— Start EXCERPTED DATA —
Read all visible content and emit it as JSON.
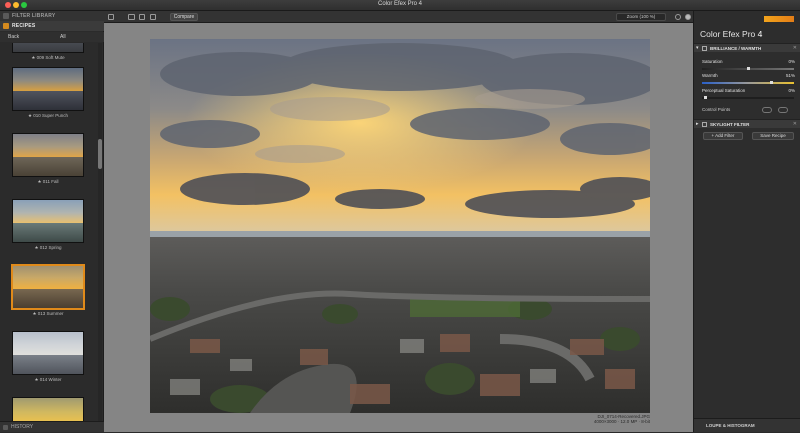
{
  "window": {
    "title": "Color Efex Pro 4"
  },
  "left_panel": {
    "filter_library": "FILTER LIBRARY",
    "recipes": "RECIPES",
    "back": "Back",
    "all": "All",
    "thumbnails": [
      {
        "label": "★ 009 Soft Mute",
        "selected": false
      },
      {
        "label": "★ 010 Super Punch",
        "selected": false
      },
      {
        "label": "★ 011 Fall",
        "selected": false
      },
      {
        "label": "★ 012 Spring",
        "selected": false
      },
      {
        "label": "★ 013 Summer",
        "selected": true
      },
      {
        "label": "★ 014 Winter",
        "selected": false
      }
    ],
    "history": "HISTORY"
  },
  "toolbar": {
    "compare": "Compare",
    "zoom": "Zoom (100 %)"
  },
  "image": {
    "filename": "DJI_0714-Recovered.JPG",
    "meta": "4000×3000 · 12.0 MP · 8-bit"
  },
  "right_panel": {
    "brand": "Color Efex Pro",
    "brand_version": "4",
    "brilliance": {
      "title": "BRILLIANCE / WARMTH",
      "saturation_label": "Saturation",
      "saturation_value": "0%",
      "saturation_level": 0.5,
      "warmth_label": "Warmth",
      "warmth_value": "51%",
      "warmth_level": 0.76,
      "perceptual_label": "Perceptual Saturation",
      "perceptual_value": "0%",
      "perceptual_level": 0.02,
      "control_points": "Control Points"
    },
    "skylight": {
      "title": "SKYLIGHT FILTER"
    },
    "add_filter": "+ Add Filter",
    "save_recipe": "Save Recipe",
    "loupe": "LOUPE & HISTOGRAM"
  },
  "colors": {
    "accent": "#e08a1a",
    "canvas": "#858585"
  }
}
— End EXCERPTED DATA —
— Start EXCERPTED DATA —
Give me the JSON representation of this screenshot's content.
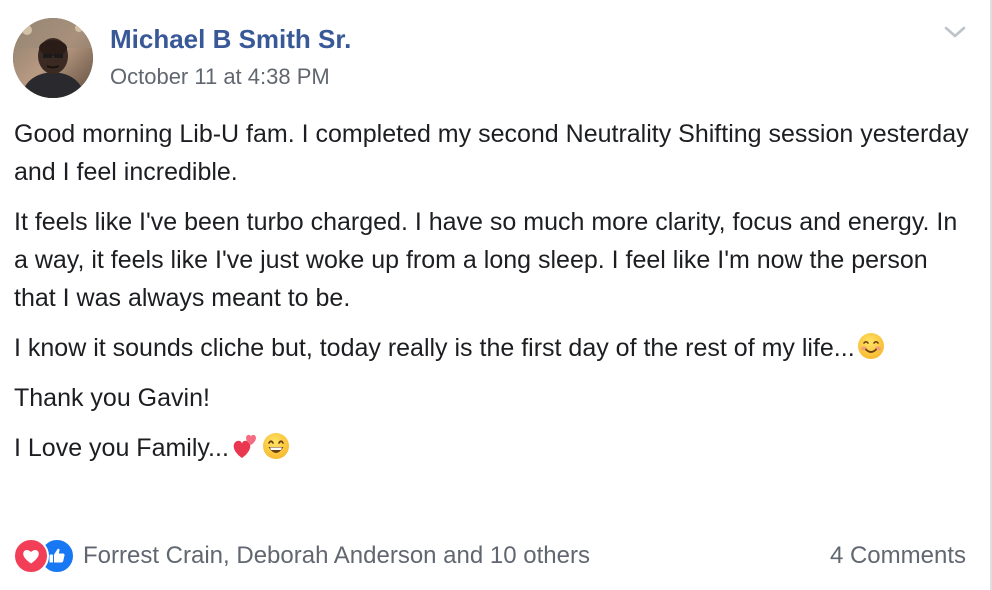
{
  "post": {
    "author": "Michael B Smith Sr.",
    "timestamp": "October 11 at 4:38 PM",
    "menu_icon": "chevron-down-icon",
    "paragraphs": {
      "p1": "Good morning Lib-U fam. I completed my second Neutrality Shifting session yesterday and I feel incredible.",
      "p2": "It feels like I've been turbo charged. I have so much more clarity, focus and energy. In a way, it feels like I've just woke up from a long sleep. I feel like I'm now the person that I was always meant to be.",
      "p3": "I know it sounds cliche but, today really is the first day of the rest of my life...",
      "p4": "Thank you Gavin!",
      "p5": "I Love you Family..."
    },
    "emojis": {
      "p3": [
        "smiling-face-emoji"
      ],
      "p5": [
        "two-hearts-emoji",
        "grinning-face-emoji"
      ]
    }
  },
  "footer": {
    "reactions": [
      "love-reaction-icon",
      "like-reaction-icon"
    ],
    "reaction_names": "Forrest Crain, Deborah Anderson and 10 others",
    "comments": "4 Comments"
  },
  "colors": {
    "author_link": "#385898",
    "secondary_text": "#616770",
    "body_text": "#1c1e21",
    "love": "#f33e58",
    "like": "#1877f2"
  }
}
— End EXCERPTED DATA —
▶ _WHAT NEEDS TO BE DONE_: Look through the entries above and report each line where the string "feel" occurs.

▶ _FINISHED TASK_:
      "p1": "Good morning Lib-U fam. I completed my second Neutrality Shifting session yesterday and I feel incredible.",
      "p2": "It feels like I've been turbo charged. I have so much more clarity, focus and energy. In a way, it feels like I've just woke up from a long sleep. I feel like I'm now the person that I was always meant to be.",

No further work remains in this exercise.